EXERCISE DETAILS:
In the listing below, identify each line with the word "object" and return those lines.

PROVIDED INFORMATION:
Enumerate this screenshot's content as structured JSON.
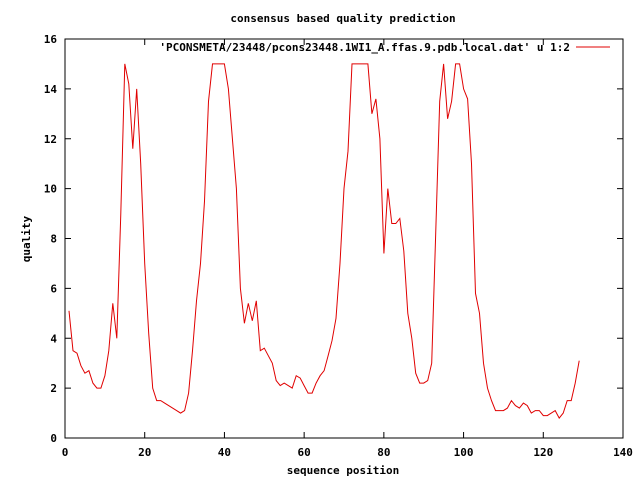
{
  "chart_data": {
    "type": "line",
    "title": "consensus based quality prediction",
    "xlabel": "sequence position",
    "ylabel": "quality",
    "xlim": [
      0,
      140
    ],
    "ylim": [
      0,
      16
    ],
    "xticks": [
      "0",
      "20",
      "40",
      "60",
      "80",
      "100",
      "120",
      "140"
    ],
    "yticks": [
      "0",
      "2",
      "4",
      "6",
      "8",
      "10",
      "12",
      "14",
      "16"
    ],
    "grid": false,
    "legend": "top-right",
    "series": [
      {
        "name": "'PCONSMETA/23448/pcons23448.1WI1_A.ffas.9.pdb.local.dat' u 1:2",
        "color": "#e00000",
        "x": [
          1,
          2,
          3,
          4,
          5,
          6,
          7,
          8,
          9,
          10,
          11,
          12,
          13,
          14,
          15,
          16,
          17,
          18,
          19,
          20,
          21,
          22,
          23,
          24,
          25,
          26,
          27,
          28,
          29,
          30,
          31,
          32,
          33,
          34,
          35,
          36,
          37,
          38,
          39,
          40,
          41,
          42,
          43,
          44,
          45,
          46,
          47,
          48,
          49,
          50,
          51,
          52,
          53,
          54,
          55,
          56,
          57,
          58,
          59,
          60,
          61,
          62,
          63,
          64,
          65,
          66,
          67,
          68,
          69,
          70,
          71,
          72,
          73,
          74,
          75,
          76,
          77,
          78,
          79,
          80,
          81,
          82,
          83,
          84,
          85,
          86,
          87,
          88,
          89,
          90,
          91,
          92,
          93,
          94,
          95,
          96,
          97,
          98,
          99,
          100,
          101,
          102,
          103,
          104,
          105,
          106,
          107,
          108,
          109,
          110,
          111,
          112,
          113,
          114,
          115,
          116,
          117,
          118,
          119,
          120,
          121,
          122,
          123,
          124,
          125,
          126,
          127,
          128,
          129
        ],
        "y": [
          5.1,
          3.5,
          3.4,
          2.9,
          2.6,
          2.7,
          2.2,
          2.0,
          2.0,
          2.5,
          3.5,
          5.4,
          4.0,
          9.0,
          15.0,
          14.2,
          11.6,
          14.0,
          11.0,
          7.0,
          4.2,
          2.0,
          1.5,
          1.5,
          1.4,
          1.3,
          1.2,
          1.1,
          1.0,
          1.1,
          1.8,
          3.5,
          5.5,
          7.0,
          9.5,
          13.5,
          15.0,
          15.0,
          15.0,
          15.0,
          14.0,
          12.0,
          10.0,
          6.0,
          4.6,
          5.4,
          4.7,
          5.5,
          3.5,
          3.6,
          3.3,
          3.0,
          2.3,
          2.1,
          2.2,
          2.1,
          2.0,
          2.5,
          2.4,
          2.1,
          1.8,
          1.8,
          2.2,
          2.5,
          2.7,
          3.3,
          3.9,
          4.8,
          7.0,
          10.0,
          11.5,
          15.0,
          15.0,
          15.0,
          15.0,
          15.0,
          13.0,
          13.6,
          12.0,
          7.4,
          10.0,
          8.6,
          8.6,
          8.8,
          7.5,
          5.0,
          4.0,
          2.6,
          2.2,
          2.2,
          2.3,
          3.0,
          8.2,
          13.5,
          15.0,
          12.8,
          13.5,
          15.0,
          15.0,
          14.0,
          13.6,
          11.0,
          5.8,
          5.0,
          3.0,
          2.0,
          1.5,
          1.1,
          1.1,
          1.1,
          1.2,
          1.5,
          1.3,
          1.2,
          1.4,
          1.3,
          1.0,
          1.1,
          1.1,
          0.9,
          0.9,
          1.0,
          1.1,
          0.8,
          1.0,
          1.5,
          1.5,
          2.2,
          3.1
        ]
      }
    ]
  }
}
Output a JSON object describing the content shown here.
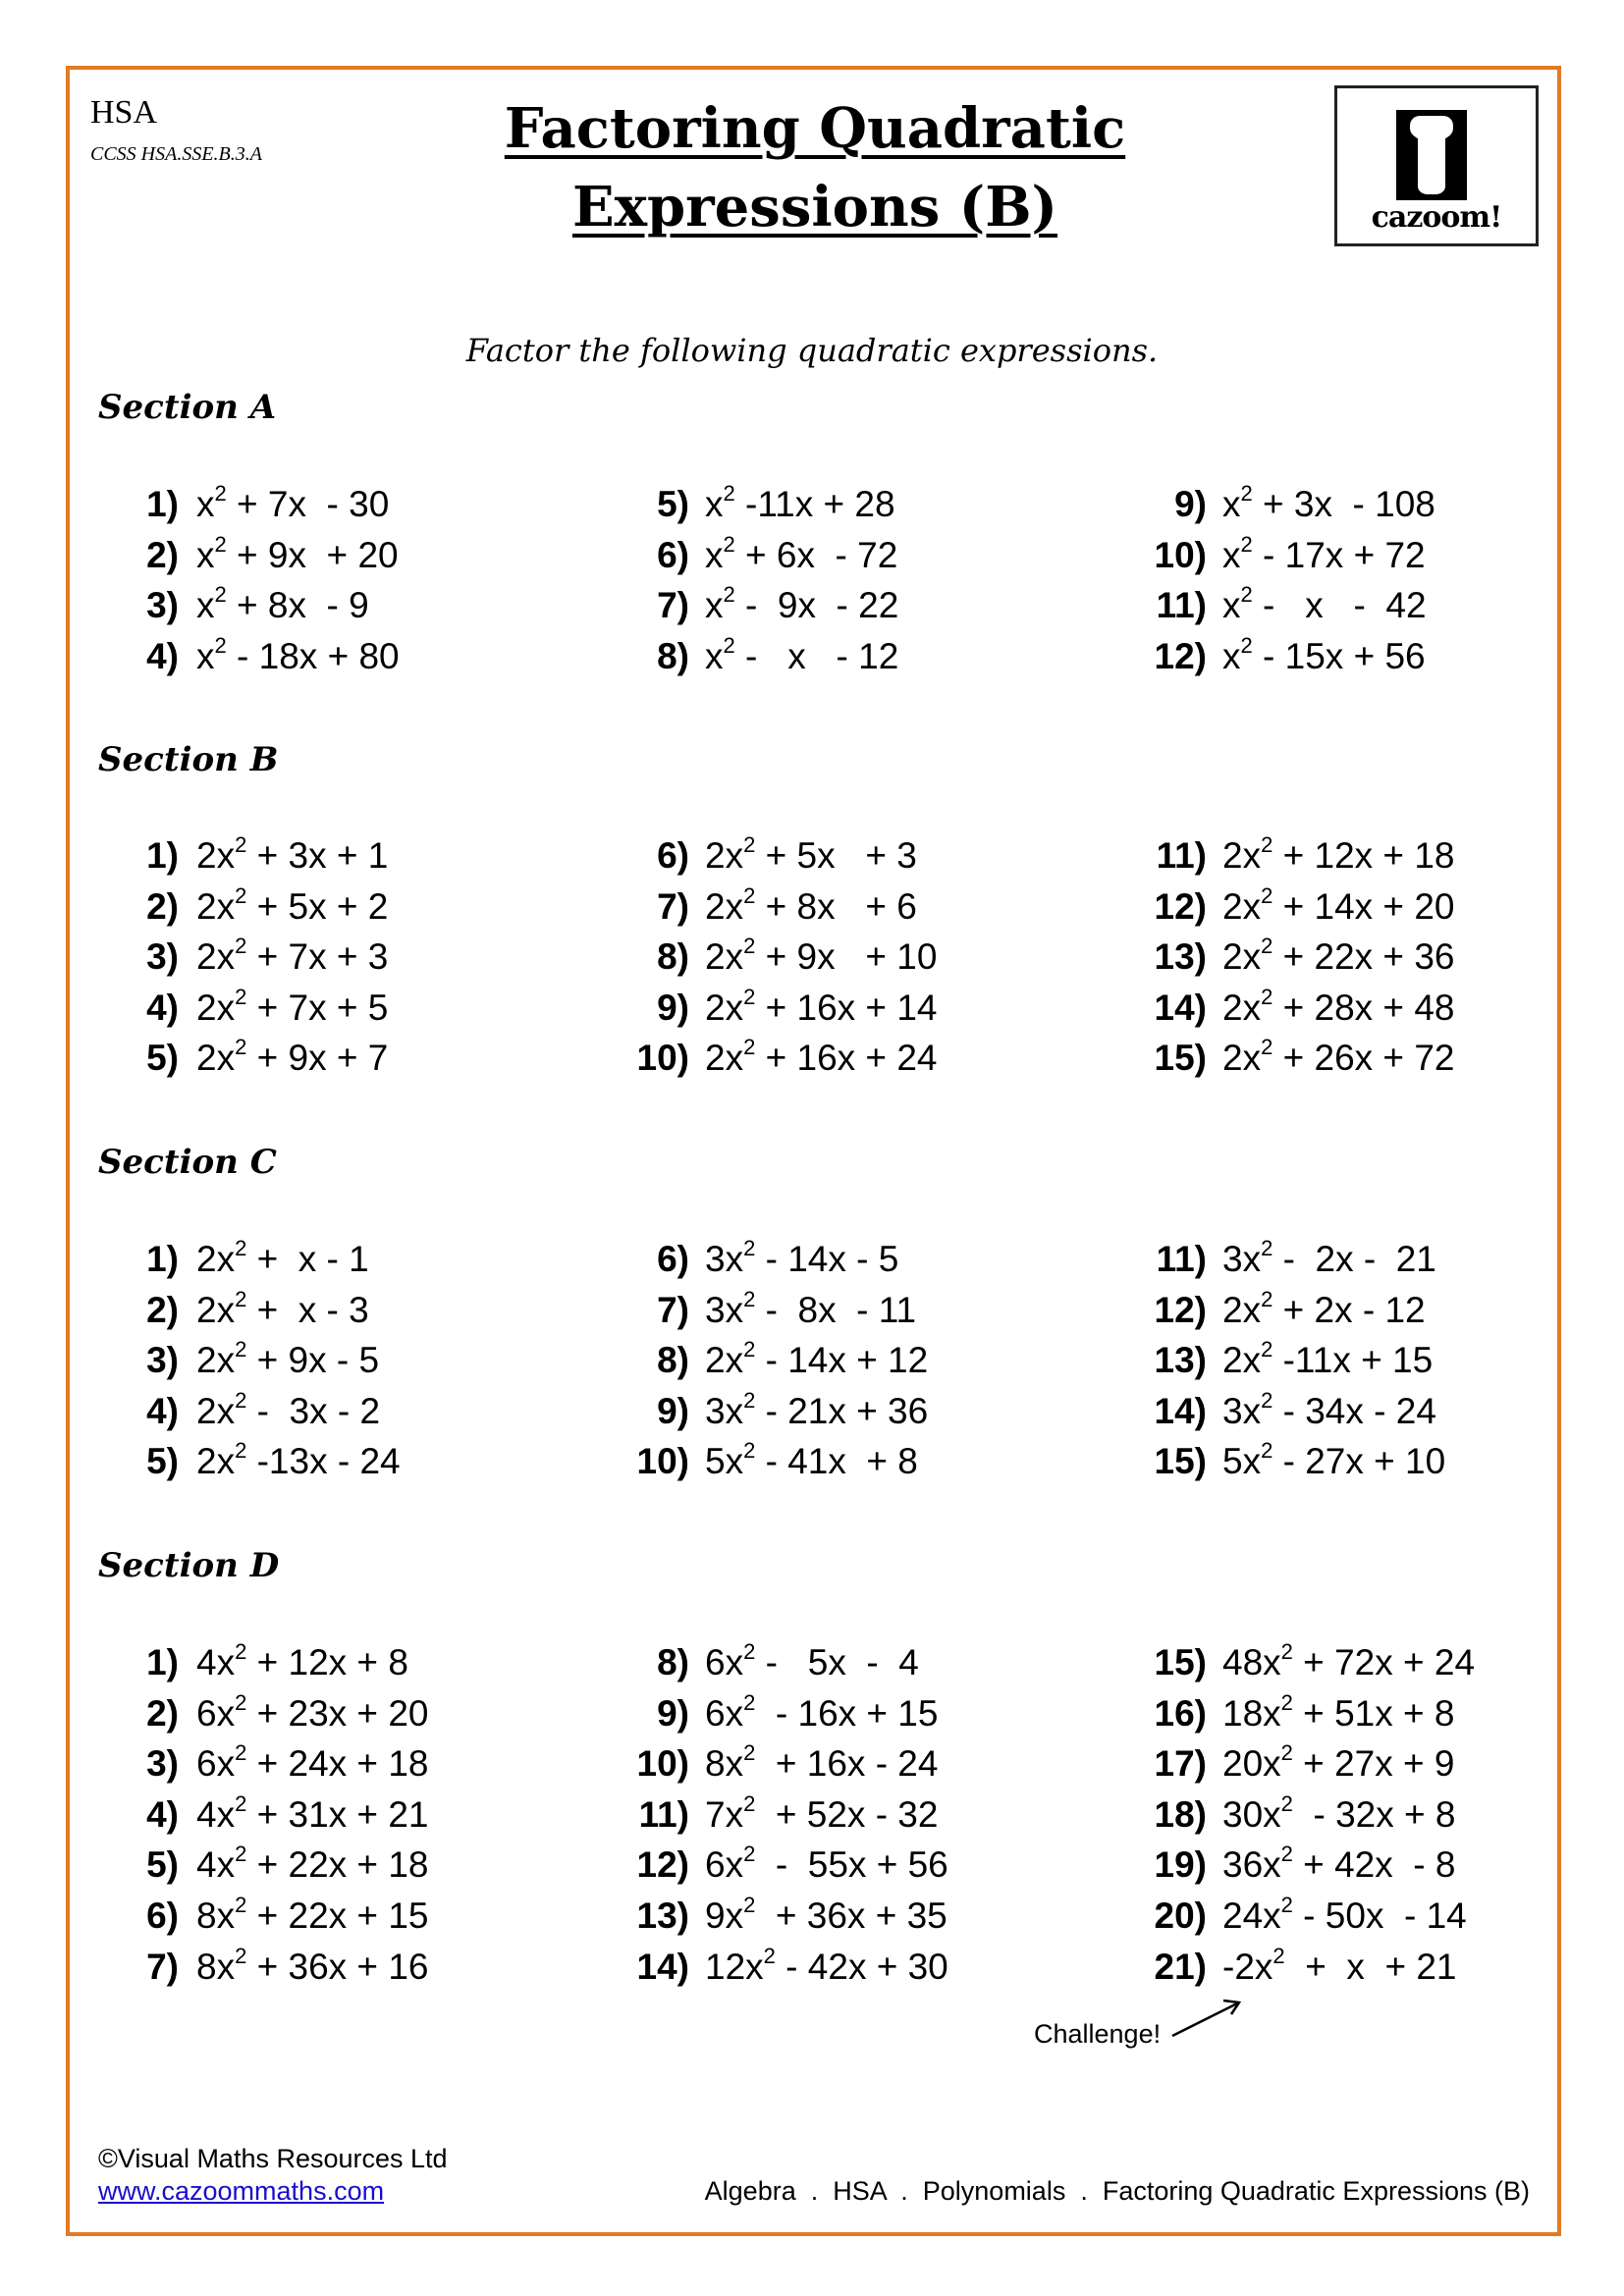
{
  "header": {
    "course": "HSA",
    "standard": "CCSS HSA.SSE.B.3.A",
    "title_line1": "Factoring Quadratic",
    "title_line2": "Expressions (B)",
    "logo_text": "cazoom!"
  },
  "instruction": "Factor the following quadratic expressions.",
  "sections": [
    {
      "title": "Section A",
      "columns": [
        [
          [
            "1)",
            "x",
            " + 7x  - 30"
          ],
          [
            "2)",
            "x",
            " + 9x  + 20"
          ],
          [
            "3)",
            "x",
            " + 8x  - 9"
          ],
          [
            "4)",
            "x",
            " - 18x + 80"
          ]
        ],
        [
          [
            "5)",
            "x",
            " -11x + 28"
          ],
          [
            "6)",
            "x",
            " + 6x  - 72"
          ],
          [
            "7)",
            "x",
            " -  9x  - 22"
          ],
          [
            "8)",
            "x",
            " -   x   - 12"
          ]
        ],
        [
          [
            "9)",
            "x",
            " + 3x  - 108"
          ],
          [
            "10)",
            "x",
            " - 17x + 72"
          ],
          [
            "11)",
            "x",
            " -   x   -  42"
          ],
          [
            "12)",
            "x",
            " - 15x + 56"
          ]
        ]
      ]
    },
    {
      "title": "Section B",
      "columns": [
        [
          [
            "1)",
            "2x",
            " + 3x + 1"
          ],
          [
            "2)",
            "2x",
            " + 5x + 2"
          ],
          [
            "3)",
            "2x",
            " + 7x + 3"
          ],
          [
            "4)",
            "2x",
            " + 7x + 5"
          ],
          [
            "5)",
            "2x",
            " + 9x + 7"
          ]
        ],
        [
          [
            "6)",
            "2x",
            " + 5x   + 3"
          ],
          [
            "7)",
            "2x",
            " + 8x   + 6"
          ],
          [
            "8)",
            "2x",
            " + 9x   + 10"
          ],
          [
            "9)",
            "2x",
            " + 16x + 14"
          ],
          [
            "10)",
            "2x",
            " + 16x + 24"
          ]
        ],
        [
          [
            "11)",
            "2x",
            " + 12x + 18"
          ],
          [
            "12)",
            "2x",
            " + 14x + 20"
          ],
          [
            "13)",
            "2x",
            " + 22x + 36"
          ],
          [
            "14)",
            "2x",
            " + 28x + 48"
          ],
          [
            "15)",
            "2x",
            " + 26x + 72"
          ]
        ]
      ]
    },
    {
      "title": "Section C",
      "columns": [
        [
          [
            "1)",
            "2x",
            " +  x - 1"
          ],
          [
            "2)",
            "2x",
            " +  x - 3"
          ],
          [
            "3)",
            "2x",
            " + 9x - 5"
          ],
          [
            "4)",
            "2x",
            " -  3x - 2"
          ],
          [
            "5)",
            "2x",
            " -13x - 24"
          ]
        ],
        [
          [
            "6)",
            "3x",
            " - 14x - 5"
          ],
          [
            "7)",
            "3x",
            " -  8x  - 11"
          ],
          [
            "8)",
            "2x",
            " - 14x + 12"
          ],
          [
            "9)",
            "3x",
            " - 21x + 36"
          ],
          [
            "10)",
            "5x",
            " - 41x  + 8"
          ]
        ],
        [
          [
            "11)",
            "3x",
            " -  2x -  21"
          ],
          [
            "12)",
            "2x",
            " + 2x - 12"
          ],
          [
            "13)",
            "2x",
            " -11x + 15"
          ],
          [
            "14)",
            "3x",
            " - 34x - 24"
          ],
          [
            "15)",
            "5x",
            " - 27x + 10"
          ]
        ]
      ]
    },
    {
      "title": "Section D",
      "columns": [
        [
          [
            "1)",
            "4x",
            " + 12x + 8"
          ],
          [
            "2)",
            "6x",
            " + 23x + 20"
          ],
          [
            "3)",
            "6x",
            " + 24x + 18"
          ],
          [
            "4)",
            "4x",
            " + 31x + 21"
          ],
          [
            "5)",
            "4x",
            " + 22x + 18"
          ],
          [
            "6)",
            "8x",
            " + 22x + 15"
          ],
          [
            "7)",
            "8x",
            " + 36x + 16"
          ]
        ],
        [
          [
            "8)",
            "6x",
            " -   5x  -  4"
          ],
          [
            "9)",
            "6x",
            "  - 16x + 15"
          ],
          [
            "10)",
            "8x",
            "  + 16x - 24"
          ],
          [
            "11)",
            "7x",
            "  + 52x - 32"
          ],
          [
            "12)",
            "6x",
            "  -  55x + 56"
          ],
          [
            "13)",
            "9x",
            "  + 36x + 35"
          ],
          [
            "14)",
            "12x",
            " - 42x + 30"
          ]
        ],
        [
          [
            "15)",
            "48x",
            " + 72x + 24"
          ],
          [
            "16)",
            "18x",
            " + 51x + 8"
          ],
          [
            "17)",
            "20x",
            " + 27x + 9"
          ],
          [
            "18)",
            "30x",
            "  - 32x + 8"
          ],
          [
            "19)",
            "36x",
            " + 42x  - 8"
          ],
          [
            "20)",
            "24x",
            " - 50x  - 14"
          ],
          [
            "21)",
            "-2x",
            "  +  x  + 21"
          ]
        ]
      ]
    }
  ],
  "exponent": "2",
  "challenge": "Challenge!",
  "footer": {
    "copyright": "©Visual Maths Resources Ltd",
    "website": "www.cazoommaths.com",
    "breadcrumb": "Algebra  .  HSA  .  Polynomials  .  Factoring Quadratic Expressions (B)"
  },
  "colors": {
    "border": "#e07b24",
    "link": "#1a0dcc"
  }
}
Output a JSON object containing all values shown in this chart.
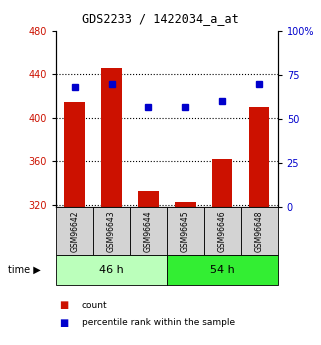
{
  "title": "GDS2233 / 1422034_a_at",
  "samples": [
    "GSM96642",
    "GSM96643",
    "GSM96644",
    "GSM96645",
    "GSM96646",
    "GSM96648"
  ],
  "counts": [
    415,
    446,
    333,
    323,
    362,
    410
  ],
  "percentiles": [
    68,
    70,
    57,
    57,
    60,
    70
  ],
  "ylim_left": [
    318,
    480
  ],
  "ylim_right": [
    0,
    100
  ],
  "yticks_left": [
    320,
    360,
    400,
    440,
    480
  ],
  "yticks_right": [
    0,
    25,
    50,
    75,
    100
  ],
  "bar_color": "#cc1100",
  "dot_color": "#0000cc",
  "groups": [
    {
      "label": "46 h",
      "indices": [
        0,
        1,
        2
      ],
      "color": "#bbffbb"
    },
    {
      "label": "54 h",
      "indices": [
        3,
        4,
        5
      ],
      "color": "#33ee33"
    }
  ],
  "legend_items": [
    {
      "label": "count",
      "color": "#cc1100"
    },
    {
      "label": "percentile rank within the sample",
      "color": "#0000cc"
    }
  ],
  "background_color": "#ffffff",
  "tick_label_color_left": "#cc1100",
  "tick_label_color_right": "#0000cc"
}
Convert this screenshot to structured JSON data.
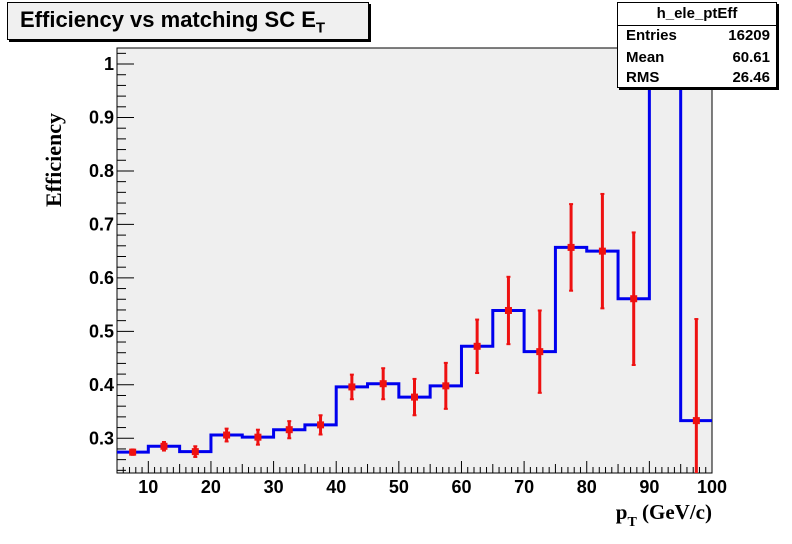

RESULT OF THIS TASK:
Output a JSON object describing the content shown here.
Output a JSON object containing all values shown in this chart.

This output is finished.